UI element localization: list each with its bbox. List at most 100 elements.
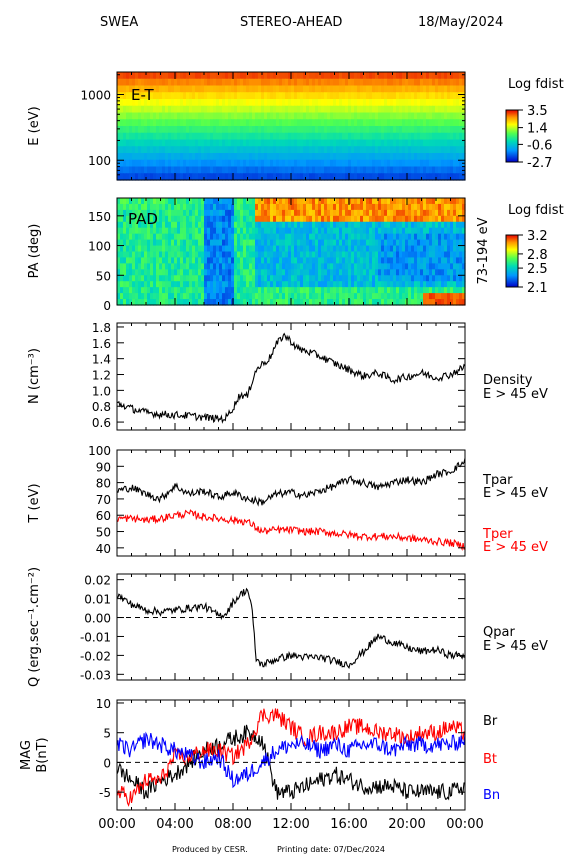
pad-cell xyxy=(306,281,310,288)
spectrogram-cell xyxy=(303,99,307,107)
pad-cell xyxy=(120,281,124,288)
spectrogram-cell xyxy=(429,99,433,107)
spectrogram-cell xyxy=(192,72,196,80)
spectrogram-cell xyxy=(135,72,139,80)
spectrogram-cell xyxy=(462,132,466,141)
spectrogram-cell xyxy=(276,139,280,147)
spectrogram-cell xyxy=(156,119,160,127)
spectrogram-cell xyxy=(168,85,172,93)
pad-cell xyxy=(330,209,334,217)
spectrogram-cell xyxy=(324,139,328,147)
pad-cell xyxy=(222,233,226,241)
spectrogram-cell xyxy=(117,92,121,100)
spectrogram-cell xyxy=(192,159,196,168)
spectrogram-cell xyxy=(123,78,127,87)
spectrogram-cell xyxy=(318,105,322,114)
pad-cell xyxy=(288,221,292,229)
spectrogram-cell xyxy=(297,105,301,114)
pad-cell xyxy=(291,203,295,211)
pad-cell xyxy=(150,263,154,270)
spectrogram-cell xyxy=(234,166,238,174)
pad-cell xyxy=(324,263,328,270)
spectrogram-cell xyxy=(369,92,373,100)
spectrogram-cell xyxy=(129,132,133,141)
pad-cell xyxy=(225,251,229,259)
spectrogram-cell xyxy=(354,78,358,87)
pad-cell xyxy=(324,221,328,229)
pad-cell xyxy=(126,203,130,211)
spectrogram-cell xyxy=(255,92,259,100)
spectrogram-cell xyxy=(213,173,217,181)
pad-cell xyxy=(186,245,190,253)
spectrogram-cell xyxy=(351,99,355,107)
pad-cell xyxy=(156,281,160,288)
pad-cell xyxy=(162,203,166,211)
pad-cell xyxy=(318,293,322,300)
pad-cell xyxy=(426,287,430,294)
spectrogram-cell xyxy=(333,126,337,134)
pad-cell xyxy=(213,257,217,264)
spectrogram-cell xyxy=(234,126,238,134)
spectrogram-cell xyxy=(147,146,151,154)
pad-cell xyxy=(384,209,388,217)
spectrogram-cell xyxy=(261,105,265,114)
spectrogram-cell xyxy=(219,112,223,120)
pad-cell xyxy=(219,227,223,235)
pad-cell xyxy=(231,233,235,241)
pad-cell xyxy=(372,215,376,223)
spectrogram-cell xyxy=(339,146,343,154)
pad-cell xyxy=(309,221,313,229)
spectrogram-cell xyxy=(237,99,241,107)
pad-cell xyxy=(363,263,367,270)
spectrogram-cell xyxy=(342,78,346,87)
pad-cell xyxy=(198,293,202,300)
pad-cell xyxy=(372,198,376,205)
spectrogram-cell xyxy=(396,119,400,127)
pad-cell xyxy=(363,203,367,211)
pad-cell xyxy=(264,263,268,270)
pad-cell xyxy=(390,198,394,205)
spectrogram-cell xyxy=(303,85,307,93)
spectrogram-cell xyxy=(249,105,253,114)
pad-cell xyxy=(267,269,271,276)
pad-cell xyxy=(216,233,220,241)
pad-cell xyxy=(177,281,181,288)
spectrogram-cell xyxy=(321,173,325,181)
pad-cell xyxy=(327,299,331,306)
pad-cell xyxy=(381,257,385,264)
pad-cell xyxy=(450,209,454,217)
pad-cell xyxy=(294,233,298,241)
pad-cell xyxy=(390,293,394,300)
spectrogram-cell xyxy=(156,85,160,93)
pad-cell xyxy=(147,203,151,211)
pad-cell xyxy=(213,299,217,306)
spectrogram-cell xyxy=(153,78,157,87)
spectrogram-cell xyxy=(120,173,124,181)
pad-cell xyxy=(330,281,334,288)
pad-cell xyxy=(315,198,319,205)
spectrogram-cell xyxy=(216,92,220,100)
spectrogram-cell xyxy=(366,78,370,87)
spectrogram-cell xyxy=(129,72,133,80)
spectrogram-cell xyxy=(258,119,262,127)
pad-cell xyxy=(216,209,220,217)
pad-cell xyxy=(369,221,373,229)
spectrogram-cell xyxy=(354,153,358,161)
spectrogram-cell xyxy=(246,166,250,174)
spectrogram-cell xyxy=(225,173,229,181)
pad-cell xyxy=(342,209,346,217)
pad-cell xyxy=(288,275,292,282)
pad-cell xyxy=(261,257,265,264)
spectrogram-cell xyxy=(381,159,385,168)
pad-cell xyxy=(150,239,154,247)
spectrogram-cell xyxy=(216,173,220,181)
pad-cell xyxy=(417,215,421,223)
pad-cell xyxy=(294,251,298,259)
pad-cell xyxy=(444,257,448,264)
pad-cell xyxy=(219,233,223,241)
spectrogram-cell xyxy=(393,72,397,80)
spectrogram-cell xyxy=(399,99,403,107)
pad-cell xyxy=(195,299,199,306)
spectrogram-cell xyxy=(216,159,220,168)
spectrogram-cell xyxy=(258,153,262,161)
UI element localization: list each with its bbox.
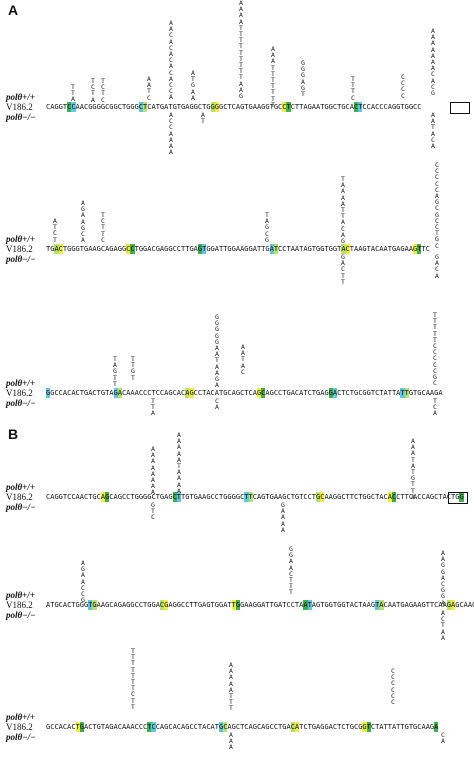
label-pol-wt: polθ+/+ (6, 234, 35, 244)
label-v186: V186.2 (6, 102, 33, 112)
row-labels: polθ+/+ V186.2 polθ−/− (6, 590, 36, 620)
mutation-stack: G G G G G A A T A A G A (215, 313, 219, 390)
label-pol-wt: polθ+/+ (6, 482, 35, 492)
panel-label-b: B (8, 426, 19, 442)
panel-b-row-2: polθ+/+ V186.2 polθ−/− ATGCACTGGGTGAAGCA… (0, 530, 474, 642)
mutation-stack: A T C T (53, 217, 57, 244)
sequence-line: CAGGTCCAACGGGGCGGCTGGGCTCATGATGTGAGGCTGG… (46, 102, 422, 112)
mutation-stack: G A C A (435, 253, 439, 280)
mutation-stack: A A A A A A A A (151, 445, 155, 497)
sequence-line: TGACTGGGTGAAGCAGAGGCCTGGACGAGGCCTTGAGTGG… (46, 244, 430, 254)
mutation-stack: A A T A C A (431, 111, 435, 151)
label-pol-wt: polθ+/+ (6, 590, 35, 600)
row-labels: polθ+/+ V186.2 polθ−/− (6, 482, 36, 512)
sequence-line: CAGGTCCAACTGCAGCAGCCTGGGGCTGAGCTTGTGAAGC… (46, 492, 464, 502)
mutation-stack: C A (215, 397, 219, 412)
mutation-stack: T T T C (351, 75, 355, 102)
mutation-stack: T C T A (91, 77, 95, 104)
mutation-stack: A T G A A (191, 69, 195, 102)
label-v186: V186.2 (6, 388, 33, 398)
sequence-line: ATGCACTGGGTGAAGCAGAGGCCTGGACGAGGCCTTGAGT… (46, 600, 474, 610)
mutation-stack: G A A A A (281, 501, 285, 534)
label-pol-ko: polθ−/− (6, 254, 36, 264)
row-labels: polθ+/+ V186.2 polθ−/− (6, 378, 36, 408)
label-v186: V186.2 (6, 600, 33, 610)
panel-b-row-1: polθ+/+ V186.2 polθ−/− CAGGTCCAACTGCAGCA… (0, 428, 474, 533)
mutation-stack: T T T T T C C C C C G C (433, 311, 437, 388)
panel-a-row-2: polθ+/+ V186.2 polθ−/− TGACTGGGTGAAGCAGA… (0, 142, 474, 285)
panel-a-row-1: polθ+/+ V186.2 polθ−/− CAGGTCCAACGGGGCGG… (0, 0, 474, 156)
label-pol-wt: polθ+/+ (6, 378, 35, 388)
codon-box (448, 492, 468, 504)
label-v186: V186.2 (6, 722, 33, 732)
mutation-stack: C C C C C C (391, 667, 395, 707)
label-v186: V186.2 (6, 492, 33, 502)
mutation-stack: T C A (433, 397, 437, 418)
mutation-stack: G G G A G T (301, 59, 305, 99)
mutation-stack: A A T A C (241, 343, 245, 376)
mutation-stack: T A G T T (113, 355, 117, 388)
mutation-stack: A T (201, 111, 205, 126)
mutation-stack: T T A (151, 397, 155, 418)
label-pol-wt: polθ+/+ (6, 92, 35, 102)
mutation-stack: T C T T C (101, 211, 105, 244)
label-pol-ko: polθ−/− (6, 398, 36, 408)
panel-b-row-3: polθ+/+ V186.2 polθ−/− GCCACACTGACTGTAGA… (0, 642, 474, 752)
mutation-stack: C C C C (401, 73, 405, 100)
mutation-stack: A A A T A T G T T A (411, 437, 415, 501)
mutation-stack: C A (441, 731, 445, 746)
mutation-stack: G G A A C T T T (289, 545, 293, 597)
mutation-stack: A A A A A A A C A C G (431, 27, 435, 98)
mutation-stack: T C T C (101, 77, 105, 104)
mutation-stack: T A G C G (265, 211, 269, 244)
mutation-stack: T T G T (131, 355, 135, 382)
mutation-stack: T A A A A T T A C A G (341, 175, 345, 246)
mutation-stack: A G A A G C A (81, 199, 85, 245)
mutation-stack: A G A A C C G (81, 559, 85, 605)
mutation-stack: A A A (229, 731, 233, 752)
label-v186: V186.2 (6, 244, 33, 254)
panel-a-row-3: polθ+/+ V186.2 polθ−/− GGCCACACTGACTGTAG… (0, 274, 474, 418)
sequence-line: GGCCACACTGACTGTAGACAAACCCTCCAGCACAGCCTAC… (46, 388, 443, 398)
label-pol-wt: polθ+/+ (6, 712, 35, 722)
panel-label-a: A (8, 2, 19, 18)
mutation-stack: G A C T T (341, 253, 345, 286)
mutation-stack: A A A A T T T T T T T T T A A G (239, 0, 243, 101)
row-labels: polθ+/+ V186.2 polθ−/− (6, 234, 36, 264)
label-pol-ko: polθ−/− (6, 732, 36, 742)
mutation-stack: T T T T T T T C T T (131, 647, 135, 711)
mutation-stack: A C T A A (441, 609, 445, 642)
mutation-stack: A C C A A A A (169, 111, 173, 157)
row-labels: polθ+/+ V186.2 polθ−/− (6, 92, 36, 122)
mutation-stack: A A A A A T A A A A (177, 431, 181, 495)
label-pol-ko: polθ−/− (6, 502, 36, 512)
sequence-line: GCCACACTGACTGTAGACAAACCCTCCAGCACAGCCTACA… (46, 722, 439, 732)
label-pol-ko: polθ−/− (6, 112, 36, 122)
label-pol-ko: polθ−/− (6, 610, 36, 620)
mutation-stack: G T C (151, 501, 155, 522)
mutation-stack: A A A A A T T T (229, 661, 233, 713)
row-labels: polθ+/+ V186.2 polθ−/− (6, 712, 36, 742)
mutation-stack: A A C A C A C A C A C C A (169, 19, 173, 102)
mutation-stack: A A T C (147, 75, 151, 102)
mutation-stack: C C C C C A G C G C C T G C (435, 161, 439, 250)
mutation-stack: A A G G A C G G A (441, 549, 445, 607)
mutation-stack: T T A (71, 83, 75, 104)
codon-box (450, 102, 470, 114)
mutation-stack: A A A T T T T T T T (271, 45, 275, 109)
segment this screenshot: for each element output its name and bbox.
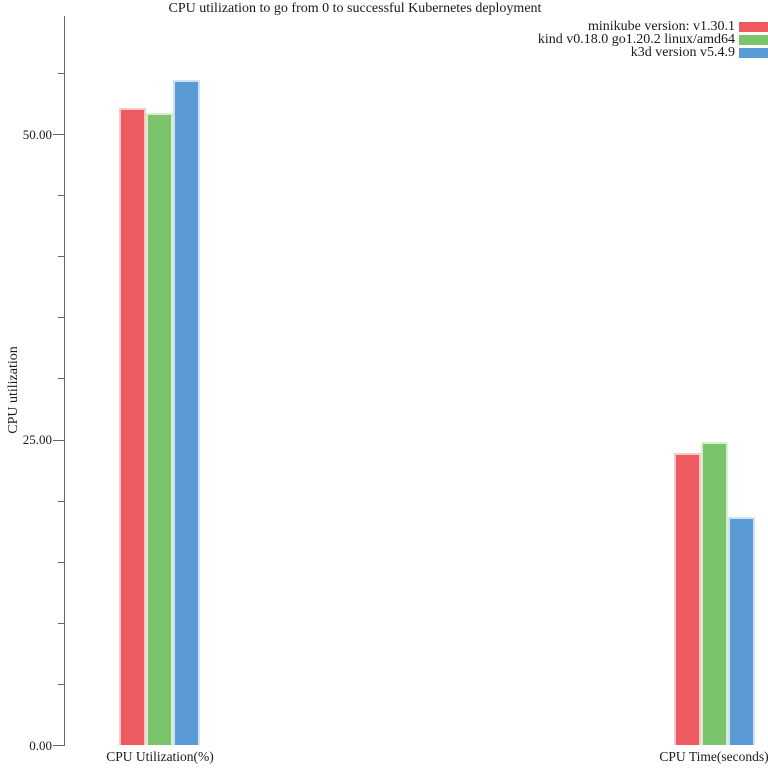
y-major-tick	[53, 439, 64, 441]
y-minor-tick	[58, 256, 64, 258]
bar-cpu-time-seconds--series-2	[728, 516, 755, 746]
legend-swatch	[739, 21, 768, 32]
y-minor-tick	[58, 195, 64, 197]
x-axis-label-cpu-utilization: CPU Utilization(%)	[106, 749, 214, 764]
legend-label: minikube version: v1.30.1	[588, 19, 735, 34]
y-minor-tick	[58, 622, 64, 624]
legend-swatch	[739, 34, 768, 45]
bar-cpu-utilization--series-0	[119, 107, 146, 746]
y-major-tick	[53, 745, 64, 746]
bar-cpu-utilization--series-1	[146, 112, 173, 746]
legend-label: kind v0.18.0 go1.20.2 linux/amd64	[537, 32, 735, 47]
y-minor-tick	[58, 317, 64, 319]
y-axis-line	[64, 16, 65, 746]
legend-item-2: k3d version v5.4.9	[538, 45, 768, 60]
legend: minikube version: v1.30.1 kind v0.18.0 go…	[537, 19, 768, 60]
y-tick-label: 25.00	[22, 432, 52, 447]
y-minor-tick	[58, 500, 64, 502]
legend-label: k3d version v5.4.9	[630, 45, 735, 60]
legend-item-0: minikube version: v1.30.1	[538, 19, 768, 34]
bar-cpu-utilization--series-2	[173, 79, 200, 746]
y-minor-tick	[58, 72, 64, 74]
legend-item-1: kind v0.18.0 go1.20.2 linux/amd64	[537, 32, 768, 47]
bar-cpu-time-seconds--series-0	[674, 453, 701, 746]
y-tick-label: 50.00	[22, 126, 52, 142]
y-minor-tick	[58, 378, 64, 380]
y-tick-label: 0.00	[29, 737, 52, 753]
y-major-tick	[53, 134, 64, 135]
chart-title: CPU utilization to go from 0 to successf…	[168, 1, 542, 16]
y-minor-tick	[58, 561, 64, 563]
y-minor-tick	[58, 683, 64, 685]
x-axis-label-cpu-time: CPU Time(seconds)	[659, 749, 768, 764]
legend-swatch	[739, 47, 768, 58]
bar-cpu-time-seconds--series-1	[701, 442, 728, 746]
y-axis-label: CPU utilization	[6, 346, 21, 434]
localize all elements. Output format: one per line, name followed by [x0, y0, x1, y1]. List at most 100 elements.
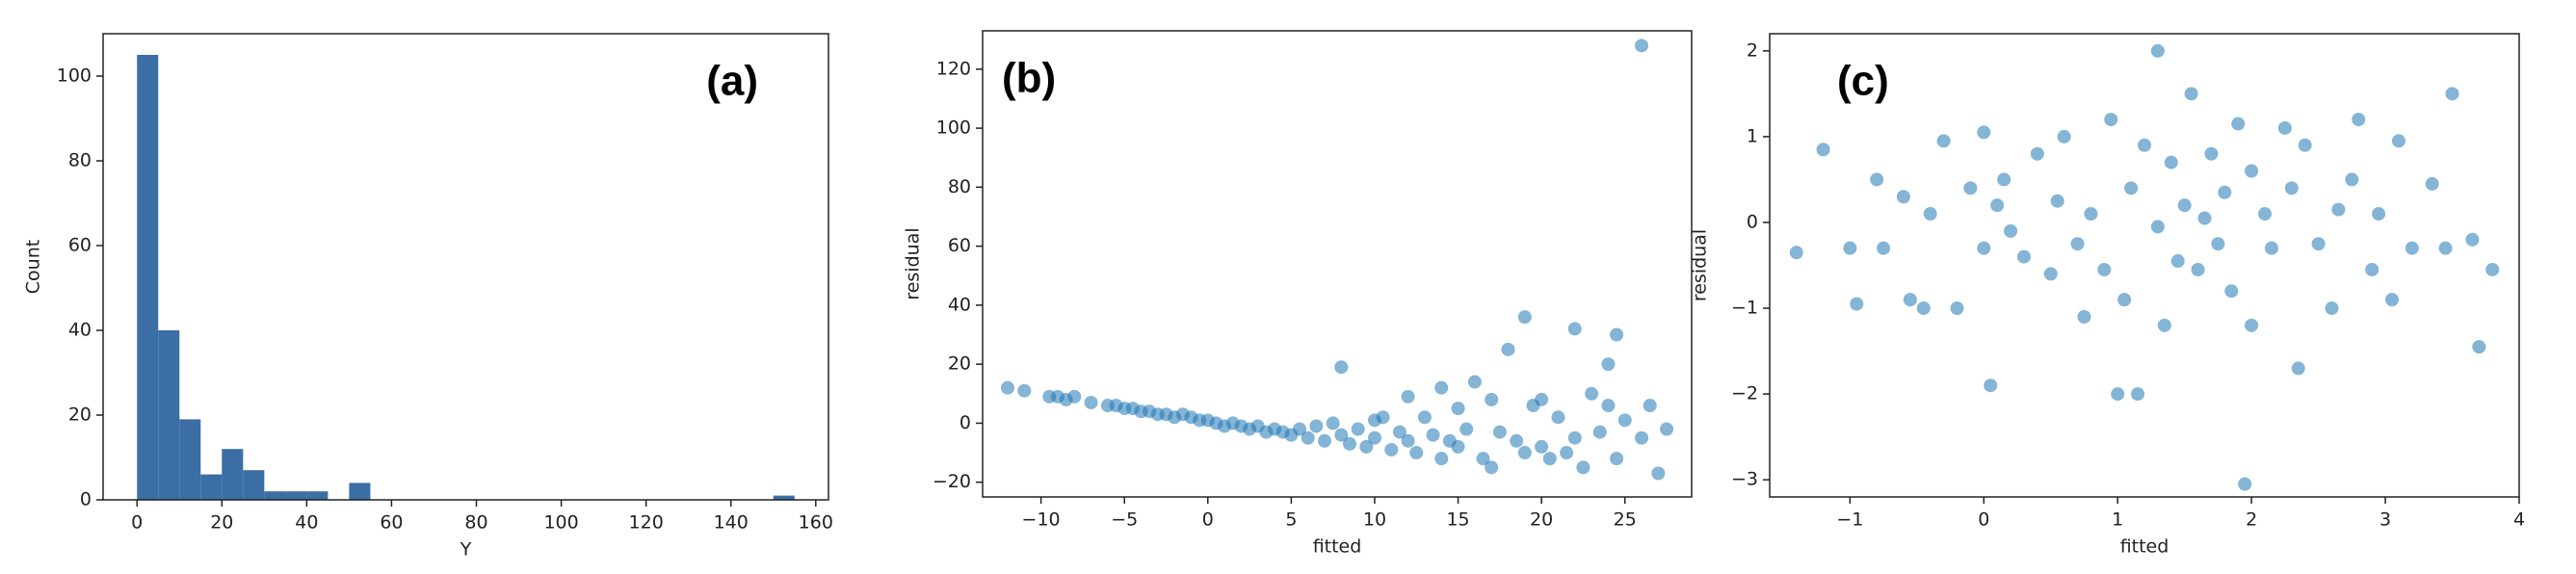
**********
• **DIRECTIONS FOR THIS TASK**
Extract every line of the material that contains the word "kind".

• **RESULT OF THIS TASK**
legend-label: kind v0.18.0 go1.20.2 linux/amd64	[537, 32, 735, 47]
legend: minikube version: v1.30.1 kind v0.18.0 go…	[537, 19, 768, 60]
legend-item-1: kind v0.18.0 go1.20.2 linux/amd64	[537, 32, 768, 47]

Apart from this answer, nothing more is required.